▶ [PROBLEM STATEMENT]
Scan the data beneath this task and copy each line that includes "defects".

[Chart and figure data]
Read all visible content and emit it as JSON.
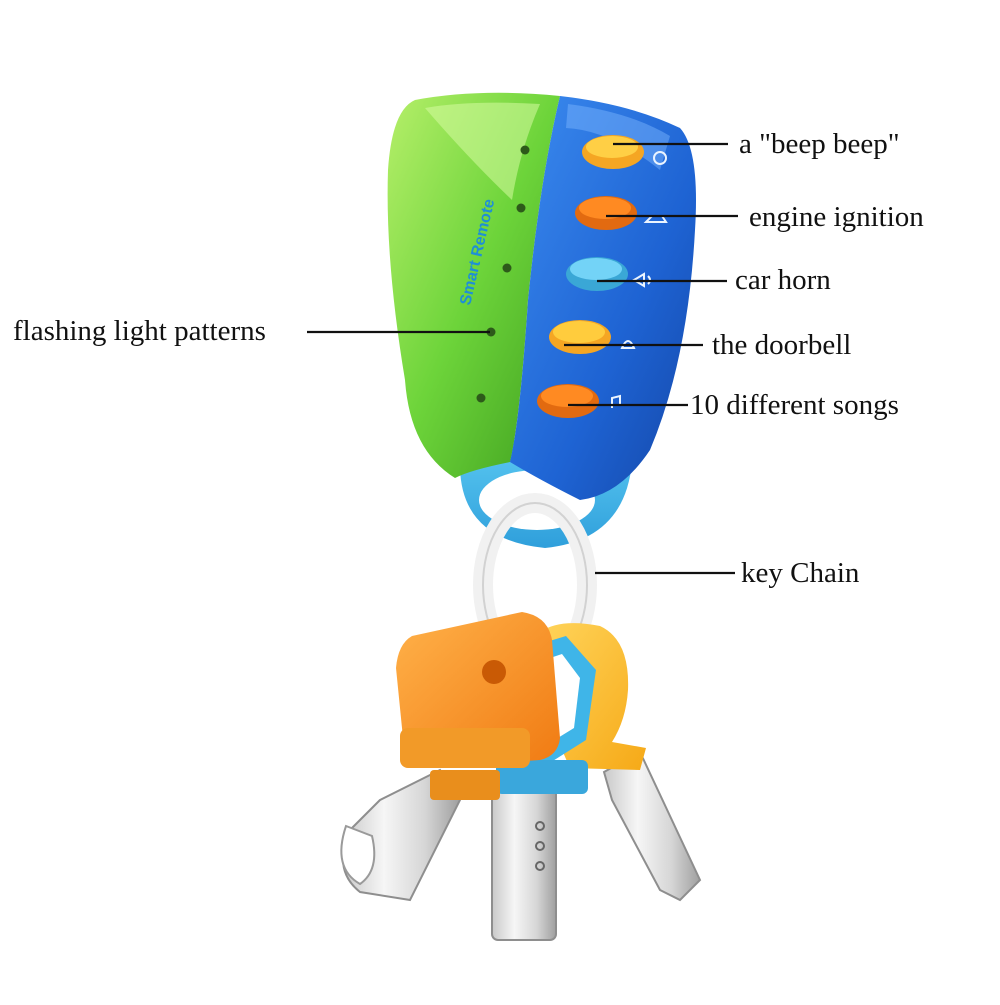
{
  "product": {
    "label": "Smart Remote"
  },
  "callouts": {
    "beep": "a \"beep beep\"",
    "ignition": "engine ignition",
    "horn": "car horn",
    "doorbell": "the doorbell",
    "songs": "10 different songs",
    "lights": "flashing light patterns",
    "keychain": "key Chain"
  }
}
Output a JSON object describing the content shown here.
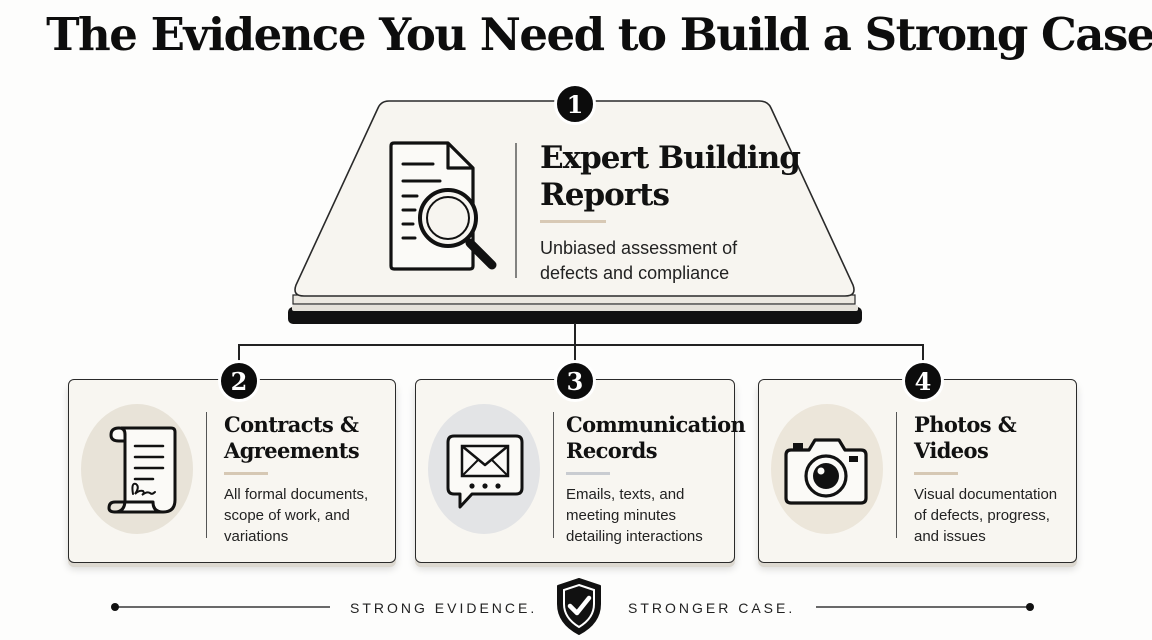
{
  "title": "The Evidence You Need to Build a Strong Case",
  "main": {
    "number": "1",
    "title_line1": "Expert Building",
    "title_line2": "Reports",
    "desc_line1": "Unbiased assessment of",
    "desc_line2": "defects and compliance",
    "icon": "document-magnifier-icon"
  },
  "cards": [
    {
      "number": "2",
      "title_line1": "Contracts &",
      "title_line2": "Agreements",
      "desc_line1": "All formal documents,",
      "desc_line2": "scope of work, and",
      "desc_line3": "variations",
      "icon": "signed-scroll-icon",
      "circle_color": "#e8e3d8",
      "bar_color": "#d6c8b4"
    },
    {
      "number": "3",
      "title_line1": "Communication",
      "title_line2": "Records",
      "desc_line1": "Emails, texts, and",
      "desc_line2": "meeting minutes",
      "desc_line3": "detailing interactions",
      "icon": "envelope-chat-icon",
      "circle_color": "#e3e4e6",
      "bar_color": "#c9ccd1"
    },
    {
      "number": "4",
      "title_line1": "Photos &",
      "title_line2": "Videos",
      "desc_line1": "Visual documentation",
      "desc_line2": "of defects, progress,",
      "desc_line3": "and issues",
      "icon": "camera-icon",
      "circle_color": "#ece6da",
      "bar_color": "#d6c8b4"
    }
  ],
  "footer": {
    "left": "STRONG EVIDENCE.",
    "right": "STRONGER CASE.",
    "icon": "shield-check-icon"
  },
  "colors": {
    "accent_bar": "#d8c9b5",
    "card_bg": "#f8f6f1",
    "ink": "#0c0c0c"
  }
}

▶ [TASK ANSWER]
    "desc_line2": "defects and compliance",
      "desc_line2": "of defects, progress,",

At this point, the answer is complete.